(Problems to work on):
a) Answer these questions using the passage on Ukraine's mosaics:
(i) How many of Kyiv's largest mosaics did Nikiforov walk past daily during his university years?
(ii) In what year did the Ukrainian government pass the "decommunization law"?
(iii) What did Nikiforov set out to prove in his book?
b) Resume the passage on Ukraine's mosaics after its last sentence.

(Supplied text):
Despite expensive materials, technical standardization, and physical durability, the mosaics didn’t resonate with communities the way Pilsen’s murals did. Nikiforov himself walked past six of Kyiv’s largest mosaics daily during his university years and never noticed them.
“Probably it’s their destiny to be like part of this white noise of the city, covered with advertisements,” he said.

Over time, many mosaics have fallen into disrepair. When Russia annexed Crimea in 2014, the Ukrainian government passed a “decommunization law” which called for removal of all remaining Soviet symbols and monuments. Some have been pulled apart by Ukrainians resentful of reminders of Soviet times, which was marked by mass starvation, political persecution, and suppression of Ukrainian identity.
For Nikiforov, Ukrainian identity during those years defies simple narratives. “It’s not only a mosaic, it’s not only propaganda, but art of Ukrainian artists firstly,” he said. He dedicated his book to proving that these mosaics are a valuable, interwoven part of Ukrainian culture.
Since Russia’s full-scale invasion of Ukraine in 2022, the question of what these mosaics mean has become even more charged.

(Records from a data source):
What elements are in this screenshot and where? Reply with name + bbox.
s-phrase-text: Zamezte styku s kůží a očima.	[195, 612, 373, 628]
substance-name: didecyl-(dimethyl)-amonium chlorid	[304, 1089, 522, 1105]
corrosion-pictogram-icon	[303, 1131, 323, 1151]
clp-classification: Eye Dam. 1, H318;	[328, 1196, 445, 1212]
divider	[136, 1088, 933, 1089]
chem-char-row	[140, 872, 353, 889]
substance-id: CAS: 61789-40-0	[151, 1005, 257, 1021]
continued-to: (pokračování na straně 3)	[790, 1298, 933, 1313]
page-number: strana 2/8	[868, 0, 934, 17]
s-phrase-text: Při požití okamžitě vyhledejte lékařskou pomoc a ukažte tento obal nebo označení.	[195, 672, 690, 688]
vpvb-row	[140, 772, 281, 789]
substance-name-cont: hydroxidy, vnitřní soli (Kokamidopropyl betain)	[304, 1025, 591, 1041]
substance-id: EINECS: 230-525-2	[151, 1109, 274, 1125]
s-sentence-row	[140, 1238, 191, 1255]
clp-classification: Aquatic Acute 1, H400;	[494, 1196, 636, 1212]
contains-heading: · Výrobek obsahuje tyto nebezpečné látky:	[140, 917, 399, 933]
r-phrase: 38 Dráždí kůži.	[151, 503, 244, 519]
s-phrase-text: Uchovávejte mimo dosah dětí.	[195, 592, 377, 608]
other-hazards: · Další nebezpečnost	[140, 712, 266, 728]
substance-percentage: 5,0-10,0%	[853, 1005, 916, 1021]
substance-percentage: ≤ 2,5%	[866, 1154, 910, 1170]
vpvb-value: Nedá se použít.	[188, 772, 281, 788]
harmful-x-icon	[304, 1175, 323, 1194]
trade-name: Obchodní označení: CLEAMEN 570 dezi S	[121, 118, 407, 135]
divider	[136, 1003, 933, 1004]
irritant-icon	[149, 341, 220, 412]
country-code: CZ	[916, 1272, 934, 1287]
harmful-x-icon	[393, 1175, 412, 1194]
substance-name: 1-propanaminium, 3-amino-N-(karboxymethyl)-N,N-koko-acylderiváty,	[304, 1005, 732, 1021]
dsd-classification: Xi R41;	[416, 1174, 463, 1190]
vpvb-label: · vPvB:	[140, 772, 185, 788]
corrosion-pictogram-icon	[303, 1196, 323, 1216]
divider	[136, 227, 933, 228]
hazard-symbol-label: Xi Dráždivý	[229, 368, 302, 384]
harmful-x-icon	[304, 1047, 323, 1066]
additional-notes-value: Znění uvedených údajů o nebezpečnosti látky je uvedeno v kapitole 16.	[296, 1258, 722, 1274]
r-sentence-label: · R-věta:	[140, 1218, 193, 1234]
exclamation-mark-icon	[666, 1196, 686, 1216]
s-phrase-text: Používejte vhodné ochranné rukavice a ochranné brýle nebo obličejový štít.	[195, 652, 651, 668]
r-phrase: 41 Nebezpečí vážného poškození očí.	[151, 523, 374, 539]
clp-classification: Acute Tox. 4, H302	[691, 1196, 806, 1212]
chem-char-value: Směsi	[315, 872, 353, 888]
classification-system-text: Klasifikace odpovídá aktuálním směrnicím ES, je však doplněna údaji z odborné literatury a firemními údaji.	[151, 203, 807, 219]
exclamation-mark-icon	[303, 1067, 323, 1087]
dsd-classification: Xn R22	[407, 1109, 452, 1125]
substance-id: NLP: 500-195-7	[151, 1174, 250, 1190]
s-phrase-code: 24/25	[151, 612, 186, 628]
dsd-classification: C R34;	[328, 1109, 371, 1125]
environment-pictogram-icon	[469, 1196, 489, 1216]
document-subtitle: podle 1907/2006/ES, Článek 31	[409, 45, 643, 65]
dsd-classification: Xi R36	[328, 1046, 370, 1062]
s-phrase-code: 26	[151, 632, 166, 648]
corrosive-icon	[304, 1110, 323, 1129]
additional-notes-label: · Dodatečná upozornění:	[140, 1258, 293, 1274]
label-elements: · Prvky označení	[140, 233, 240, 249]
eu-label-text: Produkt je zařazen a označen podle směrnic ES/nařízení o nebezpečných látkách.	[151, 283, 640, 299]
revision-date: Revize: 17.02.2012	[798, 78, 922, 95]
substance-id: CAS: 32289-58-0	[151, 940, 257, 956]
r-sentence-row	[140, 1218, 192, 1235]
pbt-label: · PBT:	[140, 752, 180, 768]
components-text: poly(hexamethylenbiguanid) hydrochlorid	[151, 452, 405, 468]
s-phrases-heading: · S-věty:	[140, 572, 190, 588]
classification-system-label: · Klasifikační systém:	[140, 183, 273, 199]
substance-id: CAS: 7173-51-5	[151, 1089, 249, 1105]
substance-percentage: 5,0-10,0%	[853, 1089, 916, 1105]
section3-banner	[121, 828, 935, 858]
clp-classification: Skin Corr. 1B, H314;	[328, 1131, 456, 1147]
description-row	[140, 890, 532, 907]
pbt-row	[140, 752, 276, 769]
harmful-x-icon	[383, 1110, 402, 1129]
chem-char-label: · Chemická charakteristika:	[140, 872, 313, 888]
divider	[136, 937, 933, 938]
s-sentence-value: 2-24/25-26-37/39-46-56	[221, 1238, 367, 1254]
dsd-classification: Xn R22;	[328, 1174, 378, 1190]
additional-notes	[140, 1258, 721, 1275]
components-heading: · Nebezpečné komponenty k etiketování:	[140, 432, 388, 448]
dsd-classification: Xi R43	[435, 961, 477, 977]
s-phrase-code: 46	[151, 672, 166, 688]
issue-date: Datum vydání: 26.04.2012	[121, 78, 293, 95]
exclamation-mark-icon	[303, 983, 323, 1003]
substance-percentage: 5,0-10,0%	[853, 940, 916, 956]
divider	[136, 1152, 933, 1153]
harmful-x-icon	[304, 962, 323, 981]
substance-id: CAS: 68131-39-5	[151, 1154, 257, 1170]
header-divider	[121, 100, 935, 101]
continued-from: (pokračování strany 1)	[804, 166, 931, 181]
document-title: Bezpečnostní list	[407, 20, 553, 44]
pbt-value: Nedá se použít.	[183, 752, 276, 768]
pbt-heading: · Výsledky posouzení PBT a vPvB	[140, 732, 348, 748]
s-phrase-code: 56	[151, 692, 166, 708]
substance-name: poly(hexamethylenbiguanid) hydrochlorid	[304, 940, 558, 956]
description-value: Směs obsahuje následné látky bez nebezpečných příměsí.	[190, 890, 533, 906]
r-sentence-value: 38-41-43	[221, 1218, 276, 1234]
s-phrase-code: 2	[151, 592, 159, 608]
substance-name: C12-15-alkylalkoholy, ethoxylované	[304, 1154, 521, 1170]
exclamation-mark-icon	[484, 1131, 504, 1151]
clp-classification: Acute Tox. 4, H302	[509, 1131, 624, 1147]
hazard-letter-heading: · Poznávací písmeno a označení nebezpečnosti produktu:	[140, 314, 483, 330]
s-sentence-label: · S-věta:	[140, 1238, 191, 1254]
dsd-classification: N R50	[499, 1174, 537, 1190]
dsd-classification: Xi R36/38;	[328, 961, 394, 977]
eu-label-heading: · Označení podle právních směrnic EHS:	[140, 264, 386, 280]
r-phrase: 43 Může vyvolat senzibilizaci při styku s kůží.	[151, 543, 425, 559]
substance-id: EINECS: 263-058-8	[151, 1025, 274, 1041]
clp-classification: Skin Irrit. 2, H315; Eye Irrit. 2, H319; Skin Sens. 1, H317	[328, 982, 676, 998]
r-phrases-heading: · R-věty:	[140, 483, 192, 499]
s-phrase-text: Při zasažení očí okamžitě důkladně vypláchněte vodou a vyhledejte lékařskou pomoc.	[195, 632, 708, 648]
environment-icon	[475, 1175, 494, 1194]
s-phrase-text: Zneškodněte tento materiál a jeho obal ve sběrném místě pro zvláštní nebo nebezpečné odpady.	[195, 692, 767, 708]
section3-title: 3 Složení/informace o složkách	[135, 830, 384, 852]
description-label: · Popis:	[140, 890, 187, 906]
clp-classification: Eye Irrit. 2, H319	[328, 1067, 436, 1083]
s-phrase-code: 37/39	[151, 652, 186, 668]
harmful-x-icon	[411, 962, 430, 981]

(Exercise answers):
a)
(i) Six.
(ii) 2014.
(iii) That the mosaics are a valuable, interwoven part of Ukrainian culture.

b)
It’s unknown how many of Lytovchenko’s and Natalia’s own mosaics are still standing. Several are now in Russian-controlled territory and subject to near-constant airstrikes and drone attacks. Due to Russia’s restriction of internet and mobile access, it’s difficult for information to get in or out.
Yet something unexpected happened in Mariupol that heartened Nikiforov. Russian forces shelled a restaurant and badly damaged the 1967 mosaic work of Alla Horska, a Sixtier and dissident who was allegedly murdered by the KGB. It was titled Boryviter and depicts a falcon in flight. The Ukrainian group ROZETKA created a replica to display in Kyiv’s central square. Over a thousand fragments of a second copy were also sold to fundraise for the dream of someday restoring the original artwork in a liberated Mariupol, which has been Russian-occupied since 2022.
When faced with total loss and threats to Ukrainian identity, more Ukrainians have begun valuing these art pieces as expressions and keepers of their identity.
Even when originals are destroyed, people revive them in other ways, teaching the techniques to new generations as Solis and Natalia do, recreating them in another mural, or documenting them for digital archives like Nikiforov.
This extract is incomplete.